> **Problem details**: For this exercise, copy out each line of the material below that includes "JSON".

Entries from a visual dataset
===============
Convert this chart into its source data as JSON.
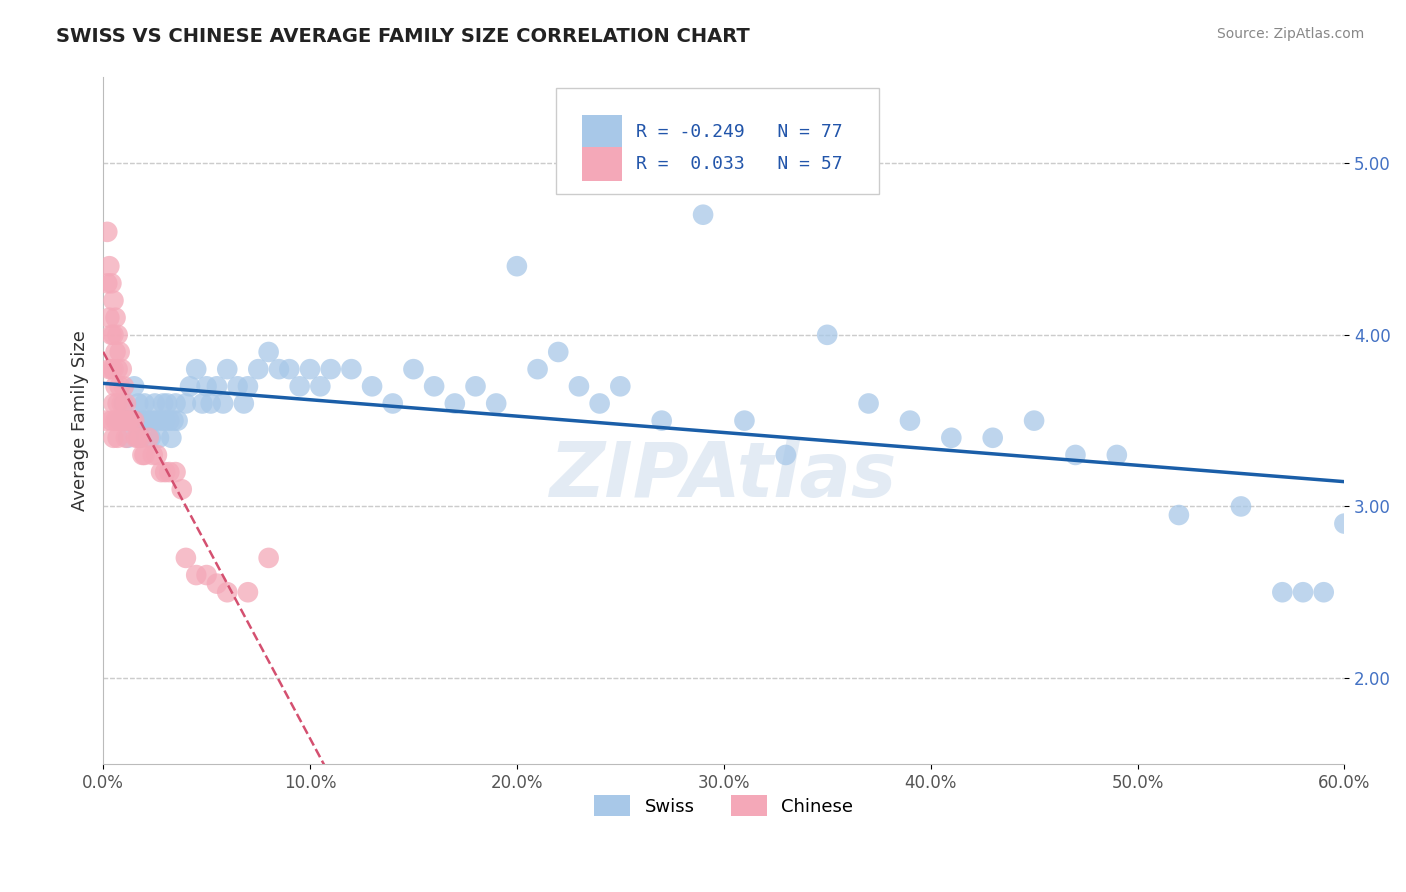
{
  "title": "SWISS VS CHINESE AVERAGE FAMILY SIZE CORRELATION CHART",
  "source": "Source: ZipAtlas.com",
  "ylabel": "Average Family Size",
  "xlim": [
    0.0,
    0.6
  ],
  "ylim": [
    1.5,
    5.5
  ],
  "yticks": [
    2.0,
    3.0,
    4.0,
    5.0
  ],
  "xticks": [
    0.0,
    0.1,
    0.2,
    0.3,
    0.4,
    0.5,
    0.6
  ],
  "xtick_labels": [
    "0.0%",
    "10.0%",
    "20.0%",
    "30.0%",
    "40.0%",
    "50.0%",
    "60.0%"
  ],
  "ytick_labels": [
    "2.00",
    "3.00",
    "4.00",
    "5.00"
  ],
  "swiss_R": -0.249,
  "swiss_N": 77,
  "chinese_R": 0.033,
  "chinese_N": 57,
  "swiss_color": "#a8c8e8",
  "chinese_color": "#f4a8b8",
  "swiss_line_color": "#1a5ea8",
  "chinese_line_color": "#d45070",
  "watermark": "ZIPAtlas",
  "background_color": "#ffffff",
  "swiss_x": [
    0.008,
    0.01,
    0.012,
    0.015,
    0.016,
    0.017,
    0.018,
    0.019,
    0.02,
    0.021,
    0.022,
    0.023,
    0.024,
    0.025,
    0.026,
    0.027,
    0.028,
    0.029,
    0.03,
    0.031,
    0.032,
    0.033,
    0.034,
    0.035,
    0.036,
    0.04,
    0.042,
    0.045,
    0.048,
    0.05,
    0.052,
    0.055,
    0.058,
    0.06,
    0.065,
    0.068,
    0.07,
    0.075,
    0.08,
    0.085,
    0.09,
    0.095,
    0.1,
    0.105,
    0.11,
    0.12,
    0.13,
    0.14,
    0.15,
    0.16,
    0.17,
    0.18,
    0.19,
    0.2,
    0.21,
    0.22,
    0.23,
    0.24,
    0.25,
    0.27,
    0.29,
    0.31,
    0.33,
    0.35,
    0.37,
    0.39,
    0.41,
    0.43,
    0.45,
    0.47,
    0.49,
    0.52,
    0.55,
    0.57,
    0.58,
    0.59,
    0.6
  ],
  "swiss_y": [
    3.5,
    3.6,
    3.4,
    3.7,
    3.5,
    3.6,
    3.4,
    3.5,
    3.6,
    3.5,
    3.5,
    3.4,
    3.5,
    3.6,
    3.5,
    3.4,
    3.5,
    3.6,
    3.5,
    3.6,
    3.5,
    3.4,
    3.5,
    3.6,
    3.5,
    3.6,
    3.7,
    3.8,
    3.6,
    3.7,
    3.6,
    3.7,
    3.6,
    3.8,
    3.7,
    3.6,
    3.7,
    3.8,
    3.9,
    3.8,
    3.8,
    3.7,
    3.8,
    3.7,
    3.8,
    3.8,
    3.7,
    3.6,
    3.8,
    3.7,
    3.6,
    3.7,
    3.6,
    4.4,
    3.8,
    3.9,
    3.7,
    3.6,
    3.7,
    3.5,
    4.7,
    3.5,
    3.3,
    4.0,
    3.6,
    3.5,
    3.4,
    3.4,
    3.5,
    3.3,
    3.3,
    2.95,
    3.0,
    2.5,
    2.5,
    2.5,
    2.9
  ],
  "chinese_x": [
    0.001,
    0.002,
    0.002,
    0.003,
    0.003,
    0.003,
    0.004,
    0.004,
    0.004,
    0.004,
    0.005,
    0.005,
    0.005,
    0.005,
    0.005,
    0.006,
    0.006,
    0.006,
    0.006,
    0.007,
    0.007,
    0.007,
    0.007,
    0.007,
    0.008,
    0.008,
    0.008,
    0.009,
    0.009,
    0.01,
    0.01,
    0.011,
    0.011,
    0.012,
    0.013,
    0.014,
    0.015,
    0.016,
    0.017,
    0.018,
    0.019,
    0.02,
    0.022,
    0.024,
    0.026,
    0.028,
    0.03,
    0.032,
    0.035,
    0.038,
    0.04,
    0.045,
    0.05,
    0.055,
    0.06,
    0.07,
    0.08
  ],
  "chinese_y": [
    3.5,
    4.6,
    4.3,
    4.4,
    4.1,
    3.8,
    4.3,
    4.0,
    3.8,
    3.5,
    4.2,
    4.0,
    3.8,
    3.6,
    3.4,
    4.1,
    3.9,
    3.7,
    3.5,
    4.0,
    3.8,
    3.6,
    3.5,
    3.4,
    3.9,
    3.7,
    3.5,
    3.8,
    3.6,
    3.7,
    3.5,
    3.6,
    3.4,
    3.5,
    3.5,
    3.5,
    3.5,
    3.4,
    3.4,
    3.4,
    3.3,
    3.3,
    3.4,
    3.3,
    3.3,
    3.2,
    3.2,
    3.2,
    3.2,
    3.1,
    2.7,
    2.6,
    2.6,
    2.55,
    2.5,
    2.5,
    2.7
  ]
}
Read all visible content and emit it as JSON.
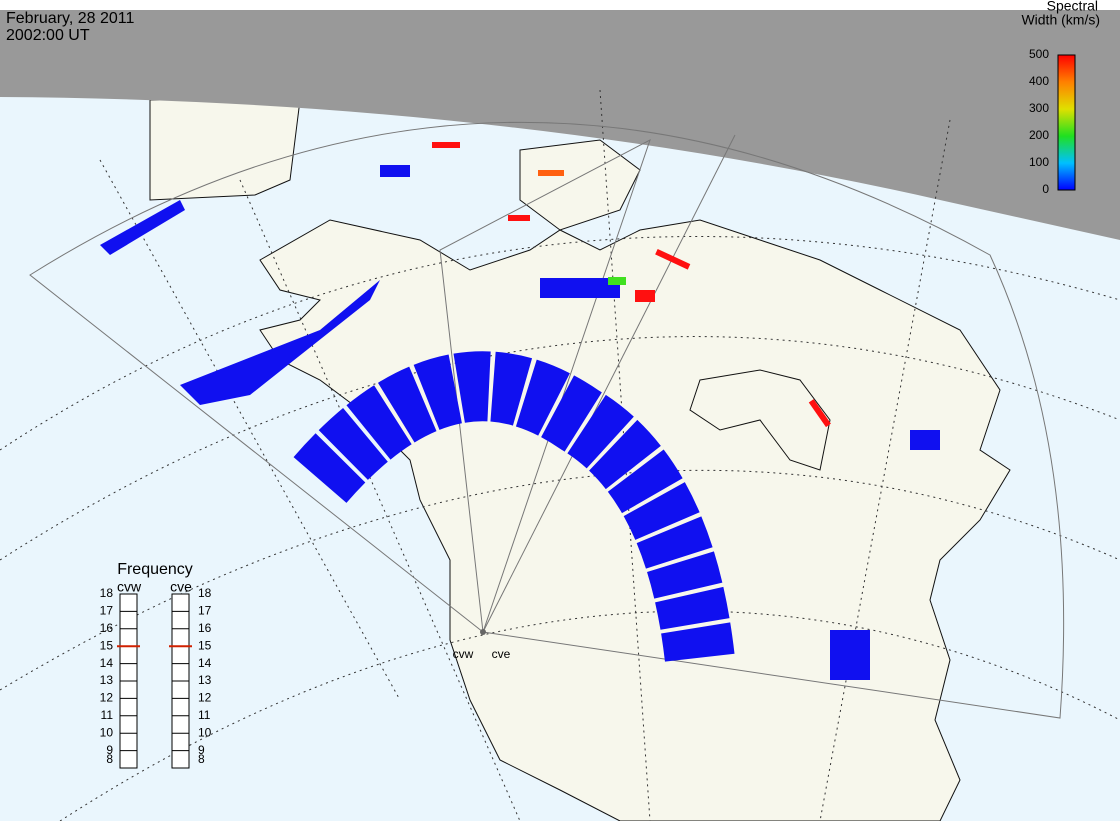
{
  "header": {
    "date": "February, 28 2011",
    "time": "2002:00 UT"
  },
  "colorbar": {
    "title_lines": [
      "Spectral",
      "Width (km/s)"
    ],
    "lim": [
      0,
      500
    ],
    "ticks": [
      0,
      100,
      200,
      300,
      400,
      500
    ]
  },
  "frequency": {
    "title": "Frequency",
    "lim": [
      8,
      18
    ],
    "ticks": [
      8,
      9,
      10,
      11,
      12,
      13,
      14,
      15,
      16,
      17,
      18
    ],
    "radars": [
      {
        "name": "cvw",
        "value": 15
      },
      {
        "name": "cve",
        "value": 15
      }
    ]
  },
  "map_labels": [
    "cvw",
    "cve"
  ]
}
===============
> **Right answer**:
Convert this chart into its source data as JSON.
Read all visible content and emit it as JSON.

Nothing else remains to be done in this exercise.